## start AVAILABLE RECORDS

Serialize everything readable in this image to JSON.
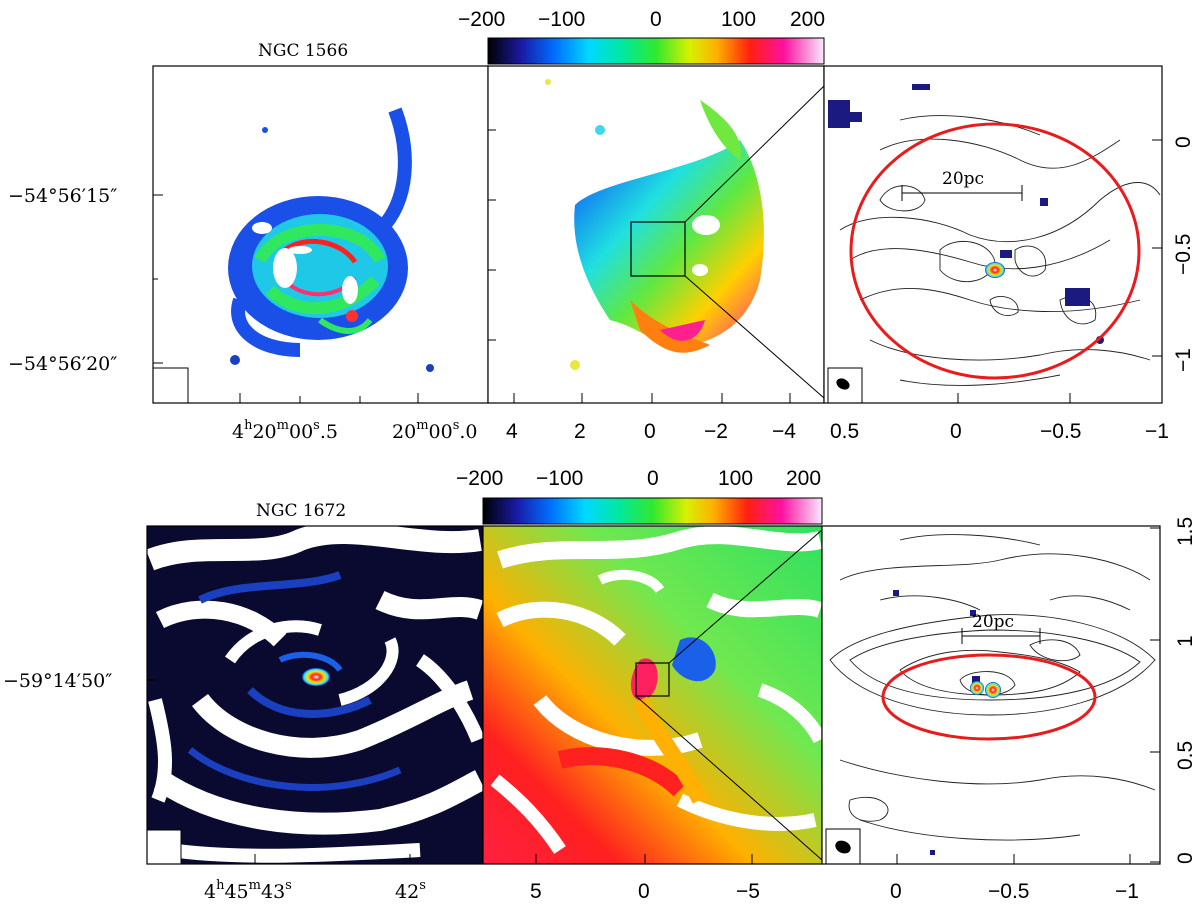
{
  "figure": {
    "top": {
      "galaxy": "NGC 1566",
      "colorbar_ticks": [
        "−200",
        "−100",
        "0",
        "100",
        "200"
      ],
      "ra_labels": [
        {
          "h": "4",
          "hs": "h",
          "m": "20",
          "ms": "m",
          "s": "00",
          "ss": "s",
          "f": ".5"
        },
        {
          "m": "20",
          "ms": "m",
          "s": "00",
          "ss": "s",
          "f": ".0"
        }
      ],
      "dec_labels": [
        "−54°56′15″",
        "−54°56′20″"
      ],
      "middle_x_ticks": [
        "4",
        "2",
        "0",
        "−2",
        "−4"
      ],
      "right_x_ticks": [
        "0.5",
        "0",
        "−0.5",
        "−1"
      ],
      "right_y_ticks": [
        "0",
        "−0.5",
        "−1"
      ],
      "scale_bar": "20pc"
    },
    "bottom": {
      "galaxy": "NGC 1672",
      "colorbar_ticks": [
        "−200",
        "−100",
        "0",
        "100",
        "200"
      ],
      "ra_labels": [
        {
          "h": "4",
          "hs": "h",
          "m": "45",
          "ms": "m",
          "s": "43",
          "ss": "s"
        },
        {
          "s": "42",
          "ss": "s"
        }
      ],
      "dec_labels": [
        "−59°14′50″"
      ],
      "middle_x_ticks": [
        "5",
        "0",
        "−5"
      ],
      "right_x_ticks": [
        "0",
        "−0.5",
        "−1"
      ],
      "right_y_ticks": [
        "1.5",
        "1",
        "0.5",
        "0"
      ],
      "scale_bar": "20pc"
    }
  }
}
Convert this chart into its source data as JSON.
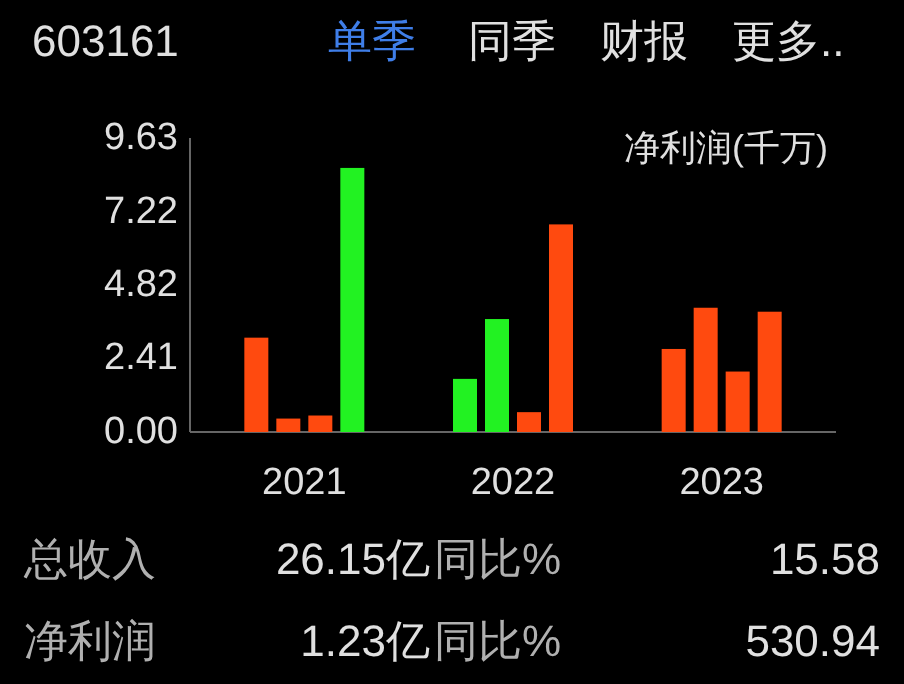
{
  "chart_data": {
    "type": "bar",
    "title": "603161",
    "subtitle": "净利润(千万)",
    "annotations": [
      "单季",
      "同季",
      "财报",
      "更多..",
      "总收入",
      "26.15亿",
      "同比%",
      "15.58",
      "净利润",
      "1.23亿",
      "同比%",
      "530.94"
    ],
    "categories": [
      "2021",
      "2022",
      "2023"
    ],
    "series": [
      {
        "colors": [
          "#ff4a0f",
          "#22f222",
          "#ff4a0f"
        ],
        "values": [
          3.09,
          1.74,
          2.72
        ]
      },
      {
        "colors": [
          "#ff4a0f",
          "#22f222",
          "#ff4a0f"
        ],
        "values": [
          0.44,
          3.7,
          4.07
        ]
      },
      {
        "colors": [
          "#ff4a0f",
          "#ff4a0f",
          "#ff4a0f"
        ],
        "values": [
          0.54,
          0.65,
          1.98
        ]
      },
      {
        "colors": [
          "#22f222",
          "#ff4a0f",
          "#ff4a0f"
        ],
        "values": [
          8.65,
          6.8,
          3.94
        ]
      }
    ],
    "ylim": [
      0,
      9.63
    ],
    "yticks": [
      {
        "value": 0,
        "label": "0.00"
      },
      {
        "value": 2.41,
        "label": "2.41"
      },
      {
        "value": 4.82,
        "label": "4.82"
      },
      {
        "value": 7.22,
        "label": "7.22"
      },
      {
        "value": 9.63,
        "label": "9.63"
      }
    ],
    "grid": false
  }
}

## end AVAILABLE RECORDS

### WRITTEN REQUEST
How many of these lines contain "JSON"? Write only the number.

### EXPECTED ANSWER
2